THE TASK:
Return the count of lines that hold the string "Maintenance", with no other words.

Dataset listings of figures
** BEGIN **
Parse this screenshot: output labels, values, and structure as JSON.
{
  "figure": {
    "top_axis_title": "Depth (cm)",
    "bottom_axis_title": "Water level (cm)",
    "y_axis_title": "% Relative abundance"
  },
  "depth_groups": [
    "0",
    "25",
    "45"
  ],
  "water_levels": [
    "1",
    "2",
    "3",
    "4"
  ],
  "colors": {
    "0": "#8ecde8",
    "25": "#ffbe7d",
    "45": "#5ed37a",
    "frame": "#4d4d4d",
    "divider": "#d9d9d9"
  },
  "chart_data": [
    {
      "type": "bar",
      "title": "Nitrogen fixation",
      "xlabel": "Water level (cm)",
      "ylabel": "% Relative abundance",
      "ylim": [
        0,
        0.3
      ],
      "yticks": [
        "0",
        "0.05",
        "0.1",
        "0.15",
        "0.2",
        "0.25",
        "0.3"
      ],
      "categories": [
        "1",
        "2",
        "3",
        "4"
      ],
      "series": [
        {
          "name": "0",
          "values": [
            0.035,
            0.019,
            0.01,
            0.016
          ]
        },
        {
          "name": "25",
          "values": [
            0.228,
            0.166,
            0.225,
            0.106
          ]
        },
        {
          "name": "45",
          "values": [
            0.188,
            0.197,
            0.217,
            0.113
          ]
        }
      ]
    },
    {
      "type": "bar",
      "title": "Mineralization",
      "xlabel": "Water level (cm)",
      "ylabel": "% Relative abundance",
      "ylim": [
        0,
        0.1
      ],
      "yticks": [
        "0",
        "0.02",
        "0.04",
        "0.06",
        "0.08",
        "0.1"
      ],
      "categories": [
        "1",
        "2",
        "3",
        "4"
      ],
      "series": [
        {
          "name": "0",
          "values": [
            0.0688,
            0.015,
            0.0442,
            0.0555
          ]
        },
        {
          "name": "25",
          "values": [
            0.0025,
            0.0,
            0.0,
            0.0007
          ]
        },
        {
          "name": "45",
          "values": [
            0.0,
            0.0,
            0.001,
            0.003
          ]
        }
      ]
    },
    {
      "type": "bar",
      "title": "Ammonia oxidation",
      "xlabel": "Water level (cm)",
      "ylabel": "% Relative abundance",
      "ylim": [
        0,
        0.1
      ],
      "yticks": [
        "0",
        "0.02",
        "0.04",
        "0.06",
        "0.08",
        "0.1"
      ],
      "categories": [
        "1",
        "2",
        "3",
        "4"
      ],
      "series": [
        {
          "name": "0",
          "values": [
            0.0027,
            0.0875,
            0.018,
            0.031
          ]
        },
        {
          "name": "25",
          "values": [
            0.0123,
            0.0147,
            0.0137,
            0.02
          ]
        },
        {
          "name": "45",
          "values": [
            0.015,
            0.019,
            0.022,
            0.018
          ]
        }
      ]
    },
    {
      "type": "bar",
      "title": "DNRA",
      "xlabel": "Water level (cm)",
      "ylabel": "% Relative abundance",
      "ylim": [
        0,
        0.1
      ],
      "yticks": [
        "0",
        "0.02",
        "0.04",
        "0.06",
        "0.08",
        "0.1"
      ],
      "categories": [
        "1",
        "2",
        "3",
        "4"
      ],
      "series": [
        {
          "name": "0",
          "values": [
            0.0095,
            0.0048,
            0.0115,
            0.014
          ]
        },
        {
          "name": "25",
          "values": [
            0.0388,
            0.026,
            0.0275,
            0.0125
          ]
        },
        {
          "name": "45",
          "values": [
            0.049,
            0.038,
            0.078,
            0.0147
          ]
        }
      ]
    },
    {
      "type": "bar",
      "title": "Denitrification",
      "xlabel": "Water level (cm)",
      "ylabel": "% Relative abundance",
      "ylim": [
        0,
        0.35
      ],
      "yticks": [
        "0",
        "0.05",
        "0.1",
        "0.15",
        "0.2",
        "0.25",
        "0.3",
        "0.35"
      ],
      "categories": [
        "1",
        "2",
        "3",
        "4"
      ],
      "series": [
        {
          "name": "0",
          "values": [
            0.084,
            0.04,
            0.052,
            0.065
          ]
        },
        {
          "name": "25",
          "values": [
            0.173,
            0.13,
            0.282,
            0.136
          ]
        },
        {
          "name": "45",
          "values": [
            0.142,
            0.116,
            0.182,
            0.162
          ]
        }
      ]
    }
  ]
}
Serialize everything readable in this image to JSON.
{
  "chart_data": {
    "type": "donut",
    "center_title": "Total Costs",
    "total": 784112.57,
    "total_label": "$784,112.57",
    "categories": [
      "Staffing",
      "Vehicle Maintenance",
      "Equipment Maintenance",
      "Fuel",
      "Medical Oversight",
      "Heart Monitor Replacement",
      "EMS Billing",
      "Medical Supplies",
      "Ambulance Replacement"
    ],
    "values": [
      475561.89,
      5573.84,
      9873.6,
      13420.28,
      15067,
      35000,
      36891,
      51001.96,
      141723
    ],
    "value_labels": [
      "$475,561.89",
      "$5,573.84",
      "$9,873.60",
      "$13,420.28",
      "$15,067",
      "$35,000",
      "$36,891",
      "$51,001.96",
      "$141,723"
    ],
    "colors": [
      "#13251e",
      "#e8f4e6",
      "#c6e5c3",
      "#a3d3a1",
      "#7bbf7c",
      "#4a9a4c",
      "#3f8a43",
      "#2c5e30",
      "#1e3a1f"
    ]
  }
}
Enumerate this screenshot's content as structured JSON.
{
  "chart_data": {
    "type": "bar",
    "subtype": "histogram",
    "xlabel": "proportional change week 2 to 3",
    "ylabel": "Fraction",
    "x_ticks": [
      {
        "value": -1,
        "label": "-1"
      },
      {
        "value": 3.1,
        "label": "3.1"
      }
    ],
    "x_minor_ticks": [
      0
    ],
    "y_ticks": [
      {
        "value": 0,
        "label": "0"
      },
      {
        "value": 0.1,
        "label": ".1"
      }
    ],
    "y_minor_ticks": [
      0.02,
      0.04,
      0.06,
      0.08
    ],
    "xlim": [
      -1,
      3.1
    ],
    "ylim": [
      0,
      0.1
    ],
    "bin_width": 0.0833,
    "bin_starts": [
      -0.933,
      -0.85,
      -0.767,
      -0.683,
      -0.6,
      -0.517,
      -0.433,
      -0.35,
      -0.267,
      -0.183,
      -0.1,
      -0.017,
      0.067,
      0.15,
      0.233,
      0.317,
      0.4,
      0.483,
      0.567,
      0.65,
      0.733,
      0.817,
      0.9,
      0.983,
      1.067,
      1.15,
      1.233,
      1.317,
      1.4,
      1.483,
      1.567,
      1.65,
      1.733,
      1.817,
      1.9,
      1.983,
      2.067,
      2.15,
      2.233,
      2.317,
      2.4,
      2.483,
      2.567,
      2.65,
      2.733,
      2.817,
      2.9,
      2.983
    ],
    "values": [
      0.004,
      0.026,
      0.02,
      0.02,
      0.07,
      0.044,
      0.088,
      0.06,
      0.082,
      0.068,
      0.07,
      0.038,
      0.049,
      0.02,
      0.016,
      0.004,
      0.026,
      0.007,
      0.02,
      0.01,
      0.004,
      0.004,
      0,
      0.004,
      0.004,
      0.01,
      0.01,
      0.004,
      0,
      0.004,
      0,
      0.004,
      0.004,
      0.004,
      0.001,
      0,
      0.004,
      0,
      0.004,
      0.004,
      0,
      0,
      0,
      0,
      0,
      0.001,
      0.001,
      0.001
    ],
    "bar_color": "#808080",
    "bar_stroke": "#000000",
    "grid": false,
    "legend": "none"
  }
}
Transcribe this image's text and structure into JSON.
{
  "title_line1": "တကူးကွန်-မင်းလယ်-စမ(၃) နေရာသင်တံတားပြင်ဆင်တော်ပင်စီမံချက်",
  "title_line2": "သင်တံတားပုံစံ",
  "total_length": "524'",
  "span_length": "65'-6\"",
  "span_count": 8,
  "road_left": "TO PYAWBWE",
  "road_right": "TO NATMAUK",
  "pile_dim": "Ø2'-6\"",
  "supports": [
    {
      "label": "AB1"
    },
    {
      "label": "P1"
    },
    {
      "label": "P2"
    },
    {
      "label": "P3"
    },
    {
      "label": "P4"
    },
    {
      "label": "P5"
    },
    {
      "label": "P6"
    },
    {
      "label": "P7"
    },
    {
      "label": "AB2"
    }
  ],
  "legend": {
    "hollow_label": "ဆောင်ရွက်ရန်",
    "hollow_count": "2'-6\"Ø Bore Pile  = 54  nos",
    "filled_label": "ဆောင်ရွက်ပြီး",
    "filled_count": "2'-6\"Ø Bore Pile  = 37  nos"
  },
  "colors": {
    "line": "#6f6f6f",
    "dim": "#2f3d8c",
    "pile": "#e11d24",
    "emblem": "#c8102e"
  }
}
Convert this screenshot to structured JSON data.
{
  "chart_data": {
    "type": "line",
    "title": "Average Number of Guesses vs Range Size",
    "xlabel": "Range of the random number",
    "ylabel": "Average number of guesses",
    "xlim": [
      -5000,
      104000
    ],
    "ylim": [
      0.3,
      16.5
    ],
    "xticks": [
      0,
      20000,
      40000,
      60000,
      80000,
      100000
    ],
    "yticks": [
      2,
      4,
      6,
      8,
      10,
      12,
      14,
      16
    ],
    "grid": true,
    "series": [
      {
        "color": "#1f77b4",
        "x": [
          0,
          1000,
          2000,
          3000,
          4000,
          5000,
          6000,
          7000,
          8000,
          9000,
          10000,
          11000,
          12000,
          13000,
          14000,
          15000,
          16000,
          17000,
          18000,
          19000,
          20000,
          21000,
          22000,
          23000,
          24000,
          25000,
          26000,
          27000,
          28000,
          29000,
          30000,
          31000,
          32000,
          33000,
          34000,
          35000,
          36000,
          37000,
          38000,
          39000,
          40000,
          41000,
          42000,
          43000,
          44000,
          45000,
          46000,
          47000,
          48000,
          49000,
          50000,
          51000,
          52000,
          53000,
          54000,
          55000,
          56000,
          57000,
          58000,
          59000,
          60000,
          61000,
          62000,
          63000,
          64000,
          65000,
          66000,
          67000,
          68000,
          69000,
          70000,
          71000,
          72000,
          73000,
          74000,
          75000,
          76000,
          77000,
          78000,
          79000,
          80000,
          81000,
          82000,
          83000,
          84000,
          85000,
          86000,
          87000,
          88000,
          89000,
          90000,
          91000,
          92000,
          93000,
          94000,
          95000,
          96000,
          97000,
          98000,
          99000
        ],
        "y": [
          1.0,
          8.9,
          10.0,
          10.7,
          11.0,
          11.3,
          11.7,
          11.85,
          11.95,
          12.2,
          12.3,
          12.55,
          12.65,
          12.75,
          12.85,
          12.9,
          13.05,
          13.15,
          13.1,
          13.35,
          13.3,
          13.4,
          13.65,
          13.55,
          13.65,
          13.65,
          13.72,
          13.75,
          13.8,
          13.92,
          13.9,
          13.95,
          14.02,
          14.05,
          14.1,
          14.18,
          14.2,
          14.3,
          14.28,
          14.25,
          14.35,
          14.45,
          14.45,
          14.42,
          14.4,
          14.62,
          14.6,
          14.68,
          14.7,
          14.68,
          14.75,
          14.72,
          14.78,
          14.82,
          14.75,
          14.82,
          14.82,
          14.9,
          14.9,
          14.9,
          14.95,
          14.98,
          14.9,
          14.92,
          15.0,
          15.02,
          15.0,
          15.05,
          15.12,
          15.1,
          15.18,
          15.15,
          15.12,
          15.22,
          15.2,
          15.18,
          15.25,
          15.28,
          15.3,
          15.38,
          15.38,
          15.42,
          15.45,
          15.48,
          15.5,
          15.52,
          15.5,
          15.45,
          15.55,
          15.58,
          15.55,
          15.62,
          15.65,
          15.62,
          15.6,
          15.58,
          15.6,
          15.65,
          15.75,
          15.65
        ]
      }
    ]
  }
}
** END **
RESPONSE:
2